**Exercise instructions:**
**a.** In the passage on preschool obesity treatment, which program was superior in improving the children's weight status at all time points?
**b.** From the passage on preschool obesity treatment, extract the text starting with "In this RCT" and going on through "children are favored.".

**Excerpted passage:**
In this RCT conducted in a diverse population, we report the results from a parent-only treatment program with and without boosters compared with ST. The parent-only program with boosters was superior in improving the children’s weight status at all time points. In addition, children in the parent-only group were most likely to achieve clinically significant reductions in BMI z score. Such clinical reductions are connected to improvements in metabolic health but rarely evaluated.27 This study bolsters evidence from previous research in which intensive and parent-only obesity treatments for young children are favored.

Supplementary Material

Supplemental Data 1
Supplemental Data 2

WHAT’S KNOWN ON THIS SUBJECT:

Although obesity among preschoolers is common and on the rise, few existing treatment programs, including standard care, have been properly evaluated. Early treatment should be directed to parents and be of high intensity to be effective.

WHAT THIS STUDY ADDS:

We show that parent-only obesity treatment, including parenting skills training with follow-up booster sessions (but not without), outperformed standard treatment regarding improvements in child weight status. Thus, for successful obesity treatment in preschoolers, only parents need to be involved.

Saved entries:
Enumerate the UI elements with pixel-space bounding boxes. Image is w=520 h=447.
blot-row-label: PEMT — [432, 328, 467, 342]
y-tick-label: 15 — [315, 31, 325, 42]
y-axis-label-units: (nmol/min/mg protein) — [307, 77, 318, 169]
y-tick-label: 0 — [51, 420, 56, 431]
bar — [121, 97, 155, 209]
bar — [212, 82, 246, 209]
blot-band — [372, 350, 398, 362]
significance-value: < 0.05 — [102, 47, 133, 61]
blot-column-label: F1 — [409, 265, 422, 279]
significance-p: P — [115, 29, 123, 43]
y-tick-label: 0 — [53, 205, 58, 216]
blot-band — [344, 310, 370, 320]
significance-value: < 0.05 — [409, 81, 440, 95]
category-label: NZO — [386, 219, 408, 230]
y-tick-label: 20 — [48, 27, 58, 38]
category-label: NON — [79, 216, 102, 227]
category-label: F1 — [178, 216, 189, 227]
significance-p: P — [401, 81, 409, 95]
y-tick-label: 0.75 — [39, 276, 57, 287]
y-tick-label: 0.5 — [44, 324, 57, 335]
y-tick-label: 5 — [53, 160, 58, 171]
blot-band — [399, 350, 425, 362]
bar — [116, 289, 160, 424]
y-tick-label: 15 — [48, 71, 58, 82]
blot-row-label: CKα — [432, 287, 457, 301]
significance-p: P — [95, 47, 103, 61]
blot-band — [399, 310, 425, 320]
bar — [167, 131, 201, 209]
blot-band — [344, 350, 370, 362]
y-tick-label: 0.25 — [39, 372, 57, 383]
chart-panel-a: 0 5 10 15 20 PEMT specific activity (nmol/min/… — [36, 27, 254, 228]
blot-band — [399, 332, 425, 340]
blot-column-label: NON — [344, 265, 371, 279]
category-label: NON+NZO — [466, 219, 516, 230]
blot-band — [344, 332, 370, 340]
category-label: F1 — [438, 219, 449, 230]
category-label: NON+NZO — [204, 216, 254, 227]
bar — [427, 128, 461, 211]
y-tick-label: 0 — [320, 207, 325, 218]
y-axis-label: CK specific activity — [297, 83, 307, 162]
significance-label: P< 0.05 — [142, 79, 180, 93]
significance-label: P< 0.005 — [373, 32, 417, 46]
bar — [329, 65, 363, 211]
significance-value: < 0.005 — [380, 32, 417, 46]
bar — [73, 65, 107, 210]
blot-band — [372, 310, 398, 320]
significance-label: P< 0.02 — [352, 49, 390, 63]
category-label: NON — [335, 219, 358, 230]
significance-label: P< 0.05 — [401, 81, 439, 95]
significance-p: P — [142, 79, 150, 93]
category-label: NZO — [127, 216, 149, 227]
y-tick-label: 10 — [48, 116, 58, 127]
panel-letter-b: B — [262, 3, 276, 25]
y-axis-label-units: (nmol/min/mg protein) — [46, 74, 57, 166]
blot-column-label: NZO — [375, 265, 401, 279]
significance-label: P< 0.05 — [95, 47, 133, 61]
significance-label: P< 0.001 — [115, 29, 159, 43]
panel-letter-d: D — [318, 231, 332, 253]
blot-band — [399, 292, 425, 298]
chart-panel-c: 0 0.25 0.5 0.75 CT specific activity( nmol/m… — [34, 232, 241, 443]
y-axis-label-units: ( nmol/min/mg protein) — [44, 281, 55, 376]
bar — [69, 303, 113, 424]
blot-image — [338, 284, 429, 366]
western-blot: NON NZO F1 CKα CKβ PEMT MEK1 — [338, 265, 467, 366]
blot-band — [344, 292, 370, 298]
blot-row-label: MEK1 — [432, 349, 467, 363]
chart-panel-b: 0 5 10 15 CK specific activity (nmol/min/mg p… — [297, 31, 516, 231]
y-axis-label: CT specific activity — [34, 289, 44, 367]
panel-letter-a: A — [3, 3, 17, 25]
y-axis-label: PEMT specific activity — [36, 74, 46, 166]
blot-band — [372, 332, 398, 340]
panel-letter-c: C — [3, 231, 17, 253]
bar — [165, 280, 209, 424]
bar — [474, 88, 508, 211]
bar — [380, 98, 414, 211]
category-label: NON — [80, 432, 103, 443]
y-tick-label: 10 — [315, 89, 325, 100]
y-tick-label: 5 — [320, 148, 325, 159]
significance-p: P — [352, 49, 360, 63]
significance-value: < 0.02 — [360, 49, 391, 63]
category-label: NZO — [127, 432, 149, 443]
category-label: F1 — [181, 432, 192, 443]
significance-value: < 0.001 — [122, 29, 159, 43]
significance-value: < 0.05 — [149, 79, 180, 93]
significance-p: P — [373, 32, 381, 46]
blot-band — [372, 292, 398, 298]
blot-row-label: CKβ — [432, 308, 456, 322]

**Solutions to the problems:**
**a.** The parent-only program with boosters was superior at all time points.

**b.**
In this RCT conducted in a diverse population, we report the results from a parent-only treatment program with and without boosters compared with ST. The parent-only program with boosters was superior in improving the children’s weight status at all time points. In addition, children in the parent-only group were most likely to achieve clinically significant reductions in BMI z score. Such clinical reductions are connected to improvements in metabolic health but rarely evaluated.27 This study bolsters evidence from previous research in which intensive and parent-only obesity treatments for young children are favored.